++++ Given entries

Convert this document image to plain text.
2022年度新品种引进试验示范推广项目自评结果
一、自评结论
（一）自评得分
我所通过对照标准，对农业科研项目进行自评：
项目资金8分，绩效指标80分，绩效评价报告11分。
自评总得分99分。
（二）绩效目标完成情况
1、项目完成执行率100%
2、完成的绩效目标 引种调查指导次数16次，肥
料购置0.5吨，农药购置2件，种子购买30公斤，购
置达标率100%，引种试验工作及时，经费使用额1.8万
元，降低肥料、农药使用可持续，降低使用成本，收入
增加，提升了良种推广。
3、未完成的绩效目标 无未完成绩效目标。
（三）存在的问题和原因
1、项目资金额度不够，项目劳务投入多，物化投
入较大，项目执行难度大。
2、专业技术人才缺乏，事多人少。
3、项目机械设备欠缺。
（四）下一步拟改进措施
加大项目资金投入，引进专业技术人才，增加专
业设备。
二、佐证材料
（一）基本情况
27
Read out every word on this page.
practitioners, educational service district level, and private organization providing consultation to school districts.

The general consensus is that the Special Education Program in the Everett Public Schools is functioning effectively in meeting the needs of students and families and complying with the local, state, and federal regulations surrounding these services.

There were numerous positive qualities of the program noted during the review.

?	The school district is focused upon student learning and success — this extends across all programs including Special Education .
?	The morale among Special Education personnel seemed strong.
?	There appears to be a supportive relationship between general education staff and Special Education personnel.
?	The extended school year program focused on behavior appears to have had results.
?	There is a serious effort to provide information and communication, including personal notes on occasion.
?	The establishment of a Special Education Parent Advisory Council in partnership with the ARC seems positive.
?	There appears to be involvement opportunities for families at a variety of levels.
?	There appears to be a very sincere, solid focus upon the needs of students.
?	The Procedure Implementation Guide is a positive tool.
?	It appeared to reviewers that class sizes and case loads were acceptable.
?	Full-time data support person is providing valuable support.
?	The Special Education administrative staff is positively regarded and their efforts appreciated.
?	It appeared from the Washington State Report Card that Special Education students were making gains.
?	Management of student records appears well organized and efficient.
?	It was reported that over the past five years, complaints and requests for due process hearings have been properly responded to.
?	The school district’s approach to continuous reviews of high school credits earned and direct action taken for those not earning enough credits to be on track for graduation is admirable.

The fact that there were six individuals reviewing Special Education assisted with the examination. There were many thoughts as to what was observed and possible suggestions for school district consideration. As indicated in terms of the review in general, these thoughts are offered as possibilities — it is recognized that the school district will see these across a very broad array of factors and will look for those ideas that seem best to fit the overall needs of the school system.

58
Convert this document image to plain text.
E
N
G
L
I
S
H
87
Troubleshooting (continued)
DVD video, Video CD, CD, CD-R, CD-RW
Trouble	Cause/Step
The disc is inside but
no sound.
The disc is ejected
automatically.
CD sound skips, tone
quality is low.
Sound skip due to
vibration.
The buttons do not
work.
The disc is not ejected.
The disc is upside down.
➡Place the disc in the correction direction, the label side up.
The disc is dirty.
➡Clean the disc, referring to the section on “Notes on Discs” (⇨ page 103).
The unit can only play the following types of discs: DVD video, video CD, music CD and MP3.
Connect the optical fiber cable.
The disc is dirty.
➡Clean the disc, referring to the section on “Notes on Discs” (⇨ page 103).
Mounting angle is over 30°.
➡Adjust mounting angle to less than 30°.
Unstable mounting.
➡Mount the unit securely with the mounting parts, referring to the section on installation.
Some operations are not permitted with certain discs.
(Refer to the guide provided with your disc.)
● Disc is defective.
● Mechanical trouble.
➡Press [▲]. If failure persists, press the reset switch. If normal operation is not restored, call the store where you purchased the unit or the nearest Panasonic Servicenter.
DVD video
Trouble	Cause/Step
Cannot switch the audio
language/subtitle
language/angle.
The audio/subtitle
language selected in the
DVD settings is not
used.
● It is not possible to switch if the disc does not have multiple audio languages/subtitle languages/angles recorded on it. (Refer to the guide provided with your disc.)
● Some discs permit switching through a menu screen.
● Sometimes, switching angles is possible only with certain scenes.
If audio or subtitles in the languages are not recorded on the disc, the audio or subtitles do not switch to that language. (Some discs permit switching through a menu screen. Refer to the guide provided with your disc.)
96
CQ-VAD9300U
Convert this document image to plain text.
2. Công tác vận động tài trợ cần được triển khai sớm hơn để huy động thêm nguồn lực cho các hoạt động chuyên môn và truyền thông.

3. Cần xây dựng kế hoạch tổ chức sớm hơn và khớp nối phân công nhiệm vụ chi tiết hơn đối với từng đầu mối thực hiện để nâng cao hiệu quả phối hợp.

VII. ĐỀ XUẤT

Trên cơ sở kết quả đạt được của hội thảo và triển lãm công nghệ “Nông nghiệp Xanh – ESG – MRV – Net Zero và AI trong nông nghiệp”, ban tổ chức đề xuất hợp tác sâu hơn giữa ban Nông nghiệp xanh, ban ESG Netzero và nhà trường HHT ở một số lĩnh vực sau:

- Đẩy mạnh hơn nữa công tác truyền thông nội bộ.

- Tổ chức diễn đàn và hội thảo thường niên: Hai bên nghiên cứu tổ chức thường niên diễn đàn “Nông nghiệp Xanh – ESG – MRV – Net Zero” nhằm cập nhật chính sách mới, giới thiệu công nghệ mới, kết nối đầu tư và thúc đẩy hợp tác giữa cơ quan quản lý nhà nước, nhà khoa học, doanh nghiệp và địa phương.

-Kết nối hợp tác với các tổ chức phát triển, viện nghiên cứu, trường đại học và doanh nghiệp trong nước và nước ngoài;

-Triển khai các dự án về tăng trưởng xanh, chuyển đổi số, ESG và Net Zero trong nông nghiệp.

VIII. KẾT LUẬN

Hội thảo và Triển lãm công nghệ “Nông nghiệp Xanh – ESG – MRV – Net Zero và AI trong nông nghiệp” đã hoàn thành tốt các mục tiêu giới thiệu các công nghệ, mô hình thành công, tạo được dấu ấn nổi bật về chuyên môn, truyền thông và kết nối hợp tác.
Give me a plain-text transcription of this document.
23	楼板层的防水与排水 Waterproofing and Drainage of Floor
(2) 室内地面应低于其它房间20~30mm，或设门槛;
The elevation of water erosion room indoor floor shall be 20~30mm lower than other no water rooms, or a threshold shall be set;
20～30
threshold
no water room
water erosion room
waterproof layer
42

++++++++

Repeat the lines above exactly.

[The solution]
Convert this document image to plain text.
2022年度新品种引进试验示范推广项目自评结果
一、自评结论
（一）自评得分
我所通过对照标准，对农业科研项目进行自评：
项目资金8分，绩效指标80分，绩效评价报告11分。
自评总得分99分。
（二）绩效目标完成情况
1、项目完成执行率100%
2、完成的绩效目标 引种调查指导次数16次，肥
料购置0.5吨，农药购置2件，种子购买30公斤，购
置达标率100%，引种试验工作及时，经费使用额1.8万
元，降低肥料、农药使用可持续，降低使用成本，收入
增加，提升了良种推广。
3、未完成的绩效目标 无未完成绩效目标。
（三）存在的问题和原因
1、项目资金额度不够，项目劳务投入多，物化投
入较大，项目执行难度大。
2、专业技术人才缺乏，事多人少。
3、项目机械设备欠缺。
（四）下一步拟改进措施
加大项目资金投入，引进专业技术人才，增加专
业设备。
二、佐证材料
（一）基本情况
27
Read out every word on this page.
practitioners, educational service district level, and private organization providing consultation to school districts.

The general consensus is that the Special Education Program in the Everett Public Schools is functioning effectively in meeting the needs of students and families and complying with the local, state, and federal regulations surrounding these services.

There were numerous positive qualities of the program noted during the review.

?	The school district is focused upon student learning and success — this extends across all programs including Special Education .
?	The morale among Special Education personnel seemed strong.
?	There appears to be a supportive relationship between general education staff and Special Education personnel.
?	The extended school year program focused on behavior appears to have had results.
?	There is a serious effort to provide information and communication, including personal notes on occasion.
?	The establishment of a Special Education Parent Advisory Council in partnership with the ARC seems positive.
?	There appears to be involvement opportunities for families at a variety of levels.
?	There appears to be a very sincere, solid focus upon the needs of students.
?	The Procedure Implementation Guide is a positive tool.
?	It appeared to reviewers that class sizes and case loads were acceptable.
?	Full-time data support person is providing valuable support.
?	The Special Education administrative staff is positively regarded and their efforts appreciated.
?	It appeared from the Washington State Report Card that Special Education students were making gains.
?	Management of student records appears well organized and efficient.
?	It was reported that over the past five years, complaints and requests for due process hearings have been properly responded to.
?	The school district’s approach to continuous reviews of high school credits earned and direct action taken for those not earning enough credits to be on track for graduation is admirable.

The fact that there were six individuals reviewing Special Education assisted with the examination. There were many thoughts as to what was observed and possible suggestions for school district consideration. As indicated in terms of the review in general, these thoughts are offered as possibilities — it is recognized that the school district will see these across a very broad array of factors and will look for those ideas that seem best to fit the overall needs of the school system.

58
Convert this document image to plain text.
E
N
G
L
I
S
H
87
Troubleshooting (continued)
DVD video, Video CD, CD, CD-R, CD-RW
Trouble	Cause/Step
The disc is inside but
no sound.
The disc is ejected
automatically.
CD sound skips, tone
quality is low.
Sound skip due to
vibration.
The buttons do not
work.
The disc is not ejected.
The disc is upside down.
➡Place the disc in the correction direction, the label side up.
The disc is dirty.
➡Clean the disc, referring to the section on “Notes on Discs” (⇨ page 103).
The unit can only play the following types of discs: DVD video, video CD, music CD and MP3.
Connect the optical fiber cable.
The disc is dirty.
➡Clean the disc, referring to the section on “Notes on Discs” (⇨ page 103).
Mounting angle is over 30°.
➡Adjust mounting angle to less than 30°.
Unstable mounting.
➡Mount the unit securely with the mounting parts, referring to the section on installation.
Some operations are not permitted with certain discs.
(Refer to the guide provided with your disc.)
● Disc is defective.
● Mechanical trouble.
➡Press [▲]. If failure persists, press the reset switch. If normal operation is not restored, call the store where you purchased the unit or the nearest Panasonic Servicenter.
DVD video
Trouble	Cause/Step
Cannot switch the audio
language/subtitle
language/angle.
The audio/subtitle
language selected in the
DVD settings is not
used.
● It is not possible to switch if the disc does not have multiple audio languages/subtitle languages/angles recorded on it. (Refer to the guide provided with your disc.)
● Some discs permit switching through a menu screen.
● Sometimes, switching angles is possible only with certain scenes.
If audio or subtitles in the languages are not recorded on the disc, the audio or subtitles do not switch to that language. (Some discs permit switching through a menu screen. Refer to the guide provided with your disc.)
96
CQ-VAD9300U
Convert this document image to plain text.
2. Công tác vận động tài trợ cần được triển khai sớm hơn để huy động thêm nguồn lực cho các hoạt động chuyên môn và truyền thông.

3. Cần xây dựng kế hoạch tổ chức sớm hơn và khớp nối phân công nhiệm vụ chi tiết hơn đối với từng đầu mối thực hiện để nâng cao hiệu quả phối hợp.

VII. ĐỀ XUẤT

Trên cơ sở kết quả đạt được của hội thảo và triển lãm công nghệ “Nông nghiệp Xanh – ESG – MRV – Net Zero và AI trong nông nghiệp”, ban tổ chức đề xuất hợp tác sâu hơn giữa ban Nông nghiệp xanh, ban ESG Netzero và nhà trường HHT ở một số lĩnh vực sau:

- Đẩy mạnh hơn nữa công tác truyền thông nội bộ.

- Tổ chức diễn đàn và hội thảo thường niên: Hai bên nghiên cứu tổ chức thường niên diễn đàn “Nông nghiệp Xanh – ESG – MRV – Net Zero” nhằm cập nhật chính sách mới, giới thiệu công nghệ mới, kết nối đầu tư và thúc đẩy hợp tác giữa cơ quan quản lý nhà nước, nhà khoa học, doanh nghiệp và địa phương.

-Kết nối hợp tác với các tổ chức phát triển, viện nghiên cứu, trường đại học và doanh nghiệp trong nước và nước ngoài;

-Triển khai các dự án về tăng trưởng xanh, chuyển đổi số, ESG và Net Zero trong nông nghiệp.

VIII. KẾT LUẬN

Hội thảo và Triển lãm công nghệ “Nông nghiệp Xanh – ESG – MRV – Net Zero và AI trong nông nghiệp” đã hoàn thành tốt các mục tiêu giới thiệu các công nghệ, mô hình thành công, tạo được dấu ấn nổi bật về chuyên môn, truyền thông và kết nối hợp tác.
Give me a plain-text transcription of this document.
23	楼板层的防水与排水 Waterproofing and Drainage of Floor
(2) 室内地面应低于其它房间20~30mm，或设门槛;
The elevation of water erosion room indoor floor shall be 20~30mm lower than other no water rooms, or a threshold shall be set;
20～30
threshold
no water room
water erosion room
waterproof layer
42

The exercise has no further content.